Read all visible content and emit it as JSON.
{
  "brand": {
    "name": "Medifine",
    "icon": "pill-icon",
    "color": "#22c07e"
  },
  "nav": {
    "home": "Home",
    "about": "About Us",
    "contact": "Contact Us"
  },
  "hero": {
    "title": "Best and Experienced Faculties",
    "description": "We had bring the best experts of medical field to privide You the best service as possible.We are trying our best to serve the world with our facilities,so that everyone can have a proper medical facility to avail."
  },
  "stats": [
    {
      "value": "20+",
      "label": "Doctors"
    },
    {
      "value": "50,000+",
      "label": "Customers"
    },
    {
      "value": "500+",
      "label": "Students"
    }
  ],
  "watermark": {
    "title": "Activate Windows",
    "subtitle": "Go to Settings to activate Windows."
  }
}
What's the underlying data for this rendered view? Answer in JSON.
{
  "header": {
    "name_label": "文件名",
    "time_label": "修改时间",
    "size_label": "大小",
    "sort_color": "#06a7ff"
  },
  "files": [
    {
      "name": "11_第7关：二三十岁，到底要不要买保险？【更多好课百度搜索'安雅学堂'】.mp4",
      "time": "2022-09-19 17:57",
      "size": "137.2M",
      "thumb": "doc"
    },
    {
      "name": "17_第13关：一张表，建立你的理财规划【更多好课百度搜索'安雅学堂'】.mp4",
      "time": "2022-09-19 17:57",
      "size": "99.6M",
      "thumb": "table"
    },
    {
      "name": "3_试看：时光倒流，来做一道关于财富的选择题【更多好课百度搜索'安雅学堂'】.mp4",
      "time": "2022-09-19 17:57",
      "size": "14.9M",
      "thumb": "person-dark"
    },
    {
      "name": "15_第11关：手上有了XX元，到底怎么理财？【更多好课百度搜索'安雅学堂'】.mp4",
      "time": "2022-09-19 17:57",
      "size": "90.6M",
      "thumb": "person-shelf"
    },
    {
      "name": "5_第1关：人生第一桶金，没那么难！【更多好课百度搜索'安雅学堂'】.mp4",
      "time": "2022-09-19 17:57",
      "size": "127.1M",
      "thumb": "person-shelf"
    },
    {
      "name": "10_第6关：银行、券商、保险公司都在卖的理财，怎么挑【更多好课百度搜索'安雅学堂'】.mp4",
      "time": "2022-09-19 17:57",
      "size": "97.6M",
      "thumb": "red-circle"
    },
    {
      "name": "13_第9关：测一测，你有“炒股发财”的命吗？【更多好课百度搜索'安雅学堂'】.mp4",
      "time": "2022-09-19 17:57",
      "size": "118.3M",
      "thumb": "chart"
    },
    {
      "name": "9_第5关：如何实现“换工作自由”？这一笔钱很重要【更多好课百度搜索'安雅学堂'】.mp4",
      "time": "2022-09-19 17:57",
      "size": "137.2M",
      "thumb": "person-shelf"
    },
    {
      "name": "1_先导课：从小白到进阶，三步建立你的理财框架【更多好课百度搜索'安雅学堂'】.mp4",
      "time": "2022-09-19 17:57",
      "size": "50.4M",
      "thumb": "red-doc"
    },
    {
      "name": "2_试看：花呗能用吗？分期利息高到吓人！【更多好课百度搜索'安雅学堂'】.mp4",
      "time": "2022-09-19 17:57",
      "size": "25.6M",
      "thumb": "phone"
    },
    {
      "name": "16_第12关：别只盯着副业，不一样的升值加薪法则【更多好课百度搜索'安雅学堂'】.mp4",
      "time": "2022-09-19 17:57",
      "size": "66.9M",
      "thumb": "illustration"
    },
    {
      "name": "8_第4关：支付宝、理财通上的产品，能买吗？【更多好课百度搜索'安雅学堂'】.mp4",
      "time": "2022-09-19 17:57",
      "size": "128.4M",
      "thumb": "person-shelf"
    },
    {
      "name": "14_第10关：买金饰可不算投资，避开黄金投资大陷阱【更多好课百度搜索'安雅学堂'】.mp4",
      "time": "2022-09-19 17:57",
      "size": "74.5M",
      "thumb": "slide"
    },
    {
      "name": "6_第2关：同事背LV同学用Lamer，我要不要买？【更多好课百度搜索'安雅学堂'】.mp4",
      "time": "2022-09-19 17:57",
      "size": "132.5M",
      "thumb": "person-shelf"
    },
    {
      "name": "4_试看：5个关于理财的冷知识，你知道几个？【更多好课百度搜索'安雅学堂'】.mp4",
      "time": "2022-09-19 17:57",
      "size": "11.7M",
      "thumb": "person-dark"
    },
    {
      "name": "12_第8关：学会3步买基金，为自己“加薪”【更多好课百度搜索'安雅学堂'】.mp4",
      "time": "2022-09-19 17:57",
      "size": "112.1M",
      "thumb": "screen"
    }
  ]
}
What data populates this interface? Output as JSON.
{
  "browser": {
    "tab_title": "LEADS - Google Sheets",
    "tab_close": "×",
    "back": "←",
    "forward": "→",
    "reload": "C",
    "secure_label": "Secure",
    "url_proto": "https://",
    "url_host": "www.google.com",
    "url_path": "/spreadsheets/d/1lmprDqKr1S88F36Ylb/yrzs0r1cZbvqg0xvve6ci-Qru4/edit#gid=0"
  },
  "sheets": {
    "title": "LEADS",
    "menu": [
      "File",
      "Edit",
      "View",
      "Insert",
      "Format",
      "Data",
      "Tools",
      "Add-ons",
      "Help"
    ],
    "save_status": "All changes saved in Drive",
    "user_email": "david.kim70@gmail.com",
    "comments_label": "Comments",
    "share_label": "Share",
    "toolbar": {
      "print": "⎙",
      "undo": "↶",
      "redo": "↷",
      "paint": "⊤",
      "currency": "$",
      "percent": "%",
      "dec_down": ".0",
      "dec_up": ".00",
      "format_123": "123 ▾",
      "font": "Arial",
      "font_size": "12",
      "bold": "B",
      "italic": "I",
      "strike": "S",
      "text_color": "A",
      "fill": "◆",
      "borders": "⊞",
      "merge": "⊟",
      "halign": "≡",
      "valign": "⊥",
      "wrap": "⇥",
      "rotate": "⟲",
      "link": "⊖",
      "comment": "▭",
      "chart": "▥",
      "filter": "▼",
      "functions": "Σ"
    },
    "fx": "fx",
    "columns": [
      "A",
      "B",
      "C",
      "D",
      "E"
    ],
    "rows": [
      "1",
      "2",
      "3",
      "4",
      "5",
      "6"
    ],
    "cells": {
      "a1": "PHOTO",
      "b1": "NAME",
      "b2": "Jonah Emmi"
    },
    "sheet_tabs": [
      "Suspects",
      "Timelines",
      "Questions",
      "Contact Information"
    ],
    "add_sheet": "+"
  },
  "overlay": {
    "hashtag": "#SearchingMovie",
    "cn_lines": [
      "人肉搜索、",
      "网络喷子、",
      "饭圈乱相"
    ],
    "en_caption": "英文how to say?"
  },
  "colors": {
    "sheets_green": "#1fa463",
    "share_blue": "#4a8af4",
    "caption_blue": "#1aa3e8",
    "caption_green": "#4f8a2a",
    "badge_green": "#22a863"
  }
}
■ ■ ■ ■ ■
[WHAT IS NEEDED] Copy each line of the listing in which the word "this" can be found.

[WORKED ANSWER]
What's the underlying data for this rendered view? Answer in JSON.
What data populates this interface? Output as JSON.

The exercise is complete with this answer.